→ **Dataset entries on figures**
»»

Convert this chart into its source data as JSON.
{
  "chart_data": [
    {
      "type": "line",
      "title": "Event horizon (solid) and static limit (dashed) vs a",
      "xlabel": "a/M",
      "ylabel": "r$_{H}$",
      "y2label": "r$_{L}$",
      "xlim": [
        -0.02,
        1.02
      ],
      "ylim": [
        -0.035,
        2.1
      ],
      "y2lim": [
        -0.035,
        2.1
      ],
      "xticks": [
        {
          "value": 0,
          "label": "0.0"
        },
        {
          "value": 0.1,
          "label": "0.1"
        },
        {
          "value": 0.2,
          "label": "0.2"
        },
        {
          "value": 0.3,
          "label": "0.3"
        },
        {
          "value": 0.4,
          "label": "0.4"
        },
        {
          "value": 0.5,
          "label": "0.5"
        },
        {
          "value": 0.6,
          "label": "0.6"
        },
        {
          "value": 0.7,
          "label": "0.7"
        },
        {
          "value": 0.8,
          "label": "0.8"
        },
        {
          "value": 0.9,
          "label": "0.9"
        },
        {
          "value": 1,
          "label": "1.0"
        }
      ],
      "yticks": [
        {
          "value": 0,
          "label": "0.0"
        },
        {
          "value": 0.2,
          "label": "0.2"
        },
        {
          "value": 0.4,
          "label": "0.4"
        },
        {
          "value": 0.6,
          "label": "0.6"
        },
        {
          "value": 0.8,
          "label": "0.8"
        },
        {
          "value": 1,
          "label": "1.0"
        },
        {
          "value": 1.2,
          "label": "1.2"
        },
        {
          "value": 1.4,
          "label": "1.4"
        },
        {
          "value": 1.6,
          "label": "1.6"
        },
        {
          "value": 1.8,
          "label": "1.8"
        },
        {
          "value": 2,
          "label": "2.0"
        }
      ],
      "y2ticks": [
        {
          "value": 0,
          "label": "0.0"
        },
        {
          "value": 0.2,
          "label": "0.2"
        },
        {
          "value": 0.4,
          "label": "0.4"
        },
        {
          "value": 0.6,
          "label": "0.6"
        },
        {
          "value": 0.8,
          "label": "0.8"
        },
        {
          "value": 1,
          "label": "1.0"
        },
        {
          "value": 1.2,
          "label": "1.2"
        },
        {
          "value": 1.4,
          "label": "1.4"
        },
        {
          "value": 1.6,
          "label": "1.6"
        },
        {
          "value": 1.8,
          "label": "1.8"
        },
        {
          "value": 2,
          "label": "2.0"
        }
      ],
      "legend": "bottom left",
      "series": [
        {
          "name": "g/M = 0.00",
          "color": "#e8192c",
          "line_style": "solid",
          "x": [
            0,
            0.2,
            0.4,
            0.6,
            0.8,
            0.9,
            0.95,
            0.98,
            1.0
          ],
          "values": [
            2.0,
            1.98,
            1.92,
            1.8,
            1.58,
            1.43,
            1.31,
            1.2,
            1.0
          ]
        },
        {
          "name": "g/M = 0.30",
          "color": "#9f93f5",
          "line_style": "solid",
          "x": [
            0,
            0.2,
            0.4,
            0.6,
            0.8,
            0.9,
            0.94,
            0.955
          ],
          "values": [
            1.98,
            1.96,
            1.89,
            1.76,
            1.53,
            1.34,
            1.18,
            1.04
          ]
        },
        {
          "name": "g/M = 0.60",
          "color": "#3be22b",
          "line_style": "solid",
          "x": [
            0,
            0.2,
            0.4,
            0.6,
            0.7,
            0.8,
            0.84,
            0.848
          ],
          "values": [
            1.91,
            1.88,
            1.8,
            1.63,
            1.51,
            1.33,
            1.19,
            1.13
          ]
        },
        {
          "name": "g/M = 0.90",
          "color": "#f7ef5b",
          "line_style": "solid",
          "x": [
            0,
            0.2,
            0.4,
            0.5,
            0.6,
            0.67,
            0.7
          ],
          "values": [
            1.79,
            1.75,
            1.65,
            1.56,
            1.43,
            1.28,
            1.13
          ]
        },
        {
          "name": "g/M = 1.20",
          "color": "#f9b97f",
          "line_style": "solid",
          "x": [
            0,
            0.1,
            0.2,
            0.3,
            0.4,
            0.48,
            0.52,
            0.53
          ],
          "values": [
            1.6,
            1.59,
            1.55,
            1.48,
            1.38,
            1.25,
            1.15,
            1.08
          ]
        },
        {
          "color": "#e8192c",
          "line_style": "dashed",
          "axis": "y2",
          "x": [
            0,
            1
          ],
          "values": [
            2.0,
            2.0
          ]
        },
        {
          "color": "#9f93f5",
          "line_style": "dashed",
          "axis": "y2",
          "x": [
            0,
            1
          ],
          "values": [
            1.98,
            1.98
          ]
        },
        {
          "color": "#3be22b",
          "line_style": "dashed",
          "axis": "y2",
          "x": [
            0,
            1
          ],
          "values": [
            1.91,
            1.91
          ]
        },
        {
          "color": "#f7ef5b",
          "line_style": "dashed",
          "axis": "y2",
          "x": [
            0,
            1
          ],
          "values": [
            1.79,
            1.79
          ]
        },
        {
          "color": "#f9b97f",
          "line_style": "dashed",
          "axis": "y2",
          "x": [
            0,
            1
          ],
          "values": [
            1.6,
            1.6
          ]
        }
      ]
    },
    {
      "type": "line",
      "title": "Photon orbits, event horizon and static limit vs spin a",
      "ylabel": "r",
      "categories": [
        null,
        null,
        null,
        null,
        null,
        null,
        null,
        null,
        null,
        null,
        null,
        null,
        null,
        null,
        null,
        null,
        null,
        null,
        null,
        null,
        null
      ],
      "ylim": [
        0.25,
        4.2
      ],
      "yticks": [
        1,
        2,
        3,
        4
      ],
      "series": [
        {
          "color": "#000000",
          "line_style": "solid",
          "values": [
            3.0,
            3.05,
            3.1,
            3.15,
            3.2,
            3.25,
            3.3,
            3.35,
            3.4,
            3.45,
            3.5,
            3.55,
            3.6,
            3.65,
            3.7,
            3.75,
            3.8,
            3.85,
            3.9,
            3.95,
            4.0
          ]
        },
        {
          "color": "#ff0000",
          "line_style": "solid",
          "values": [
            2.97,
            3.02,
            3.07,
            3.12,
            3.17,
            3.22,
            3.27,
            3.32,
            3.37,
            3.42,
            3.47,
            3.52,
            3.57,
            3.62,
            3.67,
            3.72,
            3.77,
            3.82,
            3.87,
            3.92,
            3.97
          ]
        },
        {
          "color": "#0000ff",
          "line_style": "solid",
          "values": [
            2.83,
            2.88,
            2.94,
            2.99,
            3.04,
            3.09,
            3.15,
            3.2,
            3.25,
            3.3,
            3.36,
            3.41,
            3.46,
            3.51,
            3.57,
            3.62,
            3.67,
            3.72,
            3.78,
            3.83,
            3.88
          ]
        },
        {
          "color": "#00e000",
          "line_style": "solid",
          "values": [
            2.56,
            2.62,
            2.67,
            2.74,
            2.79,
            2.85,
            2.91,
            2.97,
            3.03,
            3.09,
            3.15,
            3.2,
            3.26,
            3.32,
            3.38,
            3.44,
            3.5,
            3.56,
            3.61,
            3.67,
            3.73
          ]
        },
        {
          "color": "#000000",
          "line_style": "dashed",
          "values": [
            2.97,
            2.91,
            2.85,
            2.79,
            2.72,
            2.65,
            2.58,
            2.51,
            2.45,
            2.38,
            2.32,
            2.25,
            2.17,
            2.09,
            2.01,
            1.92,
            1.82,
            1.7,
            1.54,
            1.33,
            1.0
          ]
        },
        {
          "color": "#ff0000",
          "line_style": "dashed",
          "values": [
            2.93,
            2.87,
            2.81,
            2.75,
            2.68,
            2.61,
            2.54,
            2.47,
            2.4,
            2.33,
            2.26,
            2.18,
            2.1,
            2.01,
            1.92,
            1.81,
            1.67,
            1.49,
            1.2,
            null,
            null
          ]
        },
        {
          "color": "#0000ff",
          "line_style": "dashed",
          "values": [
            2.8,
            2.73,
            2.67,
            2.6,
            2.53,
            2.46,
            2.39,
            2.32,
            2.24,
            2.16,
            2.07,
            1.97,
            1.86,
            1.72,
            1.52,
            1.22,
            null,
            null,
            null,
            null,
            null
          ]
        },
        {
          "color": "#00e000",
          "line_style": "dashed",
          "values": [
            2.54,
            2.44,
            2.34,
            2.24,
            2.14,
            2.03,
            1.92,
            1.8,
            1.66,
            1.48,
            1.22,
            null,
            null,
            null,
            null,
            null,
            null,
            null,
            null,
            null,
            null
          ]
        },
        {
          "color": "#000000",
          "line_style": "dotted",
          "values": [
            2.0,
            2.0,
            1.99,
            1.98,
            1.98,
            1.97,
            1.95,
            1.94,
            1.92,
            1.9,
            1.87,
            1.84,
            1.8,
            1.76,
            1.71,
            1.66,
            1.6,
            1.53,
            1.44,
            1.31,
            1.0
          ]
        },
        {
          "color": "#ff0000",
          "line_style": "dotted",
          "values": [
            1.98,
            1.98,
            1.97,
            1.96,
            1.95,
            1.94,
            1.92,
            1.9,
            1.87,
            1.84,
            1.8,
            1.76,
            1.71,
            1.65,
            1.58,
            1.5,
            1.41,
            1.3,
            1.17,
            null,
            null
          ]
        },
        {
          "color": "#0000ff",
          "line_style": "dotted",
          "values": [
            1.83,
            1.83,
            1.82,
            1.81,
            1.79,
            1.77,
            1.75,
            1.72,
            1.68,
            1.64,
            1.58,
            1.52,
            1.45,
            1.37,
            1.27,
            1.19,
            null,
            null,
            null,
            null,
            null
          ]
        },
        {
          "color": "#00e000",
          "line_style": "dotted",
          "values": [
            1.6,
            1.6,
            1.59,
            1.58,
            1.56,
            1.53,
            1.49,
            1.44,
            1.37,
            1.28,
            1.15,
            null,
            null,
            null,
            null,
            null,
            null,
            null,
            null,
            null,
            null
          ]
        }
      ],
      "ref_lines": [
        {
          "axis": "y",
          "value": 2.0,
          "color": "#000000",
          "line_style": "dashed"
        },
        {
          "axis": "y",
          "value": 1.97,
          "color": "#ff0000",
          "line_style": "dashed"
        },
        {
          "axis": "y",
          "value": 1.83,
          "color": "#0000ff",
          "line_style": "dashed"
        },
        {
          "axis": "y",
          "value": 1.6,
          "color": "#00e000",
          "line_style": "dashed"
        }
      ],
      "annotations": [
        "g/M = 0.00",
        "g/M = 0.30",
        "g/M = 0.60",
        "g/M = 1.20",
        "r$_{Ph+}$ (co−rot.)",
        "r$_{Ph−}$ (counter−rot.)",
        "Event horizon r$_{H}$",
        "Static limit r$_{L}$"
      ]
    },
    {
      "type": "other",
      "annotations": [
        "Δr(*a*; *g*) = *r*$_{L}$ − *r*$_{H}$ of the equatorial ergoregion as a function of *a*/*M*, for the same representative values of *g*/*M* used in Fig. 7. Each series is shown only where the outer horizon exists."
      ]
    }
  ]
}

««

→ **What this task involves**
Return each line where "horizon" shows up.

→ **Output of the task**
      "title": "Event horizon (solid) and static limit (dashed) vs a",
      "title": "Photon orbits, event horizon and static limit vs spin a",
        "Event horizon r$_{H}$",
        "Δr(*a*; *g*) = *r*$_{L}$ − *r*$_{H}$ of the equatorial ergoregion as a function of *a*/*M*, for the same representative values of *g*/*M* used in Fig. 7. Each series is shown only where the outer horizon exists."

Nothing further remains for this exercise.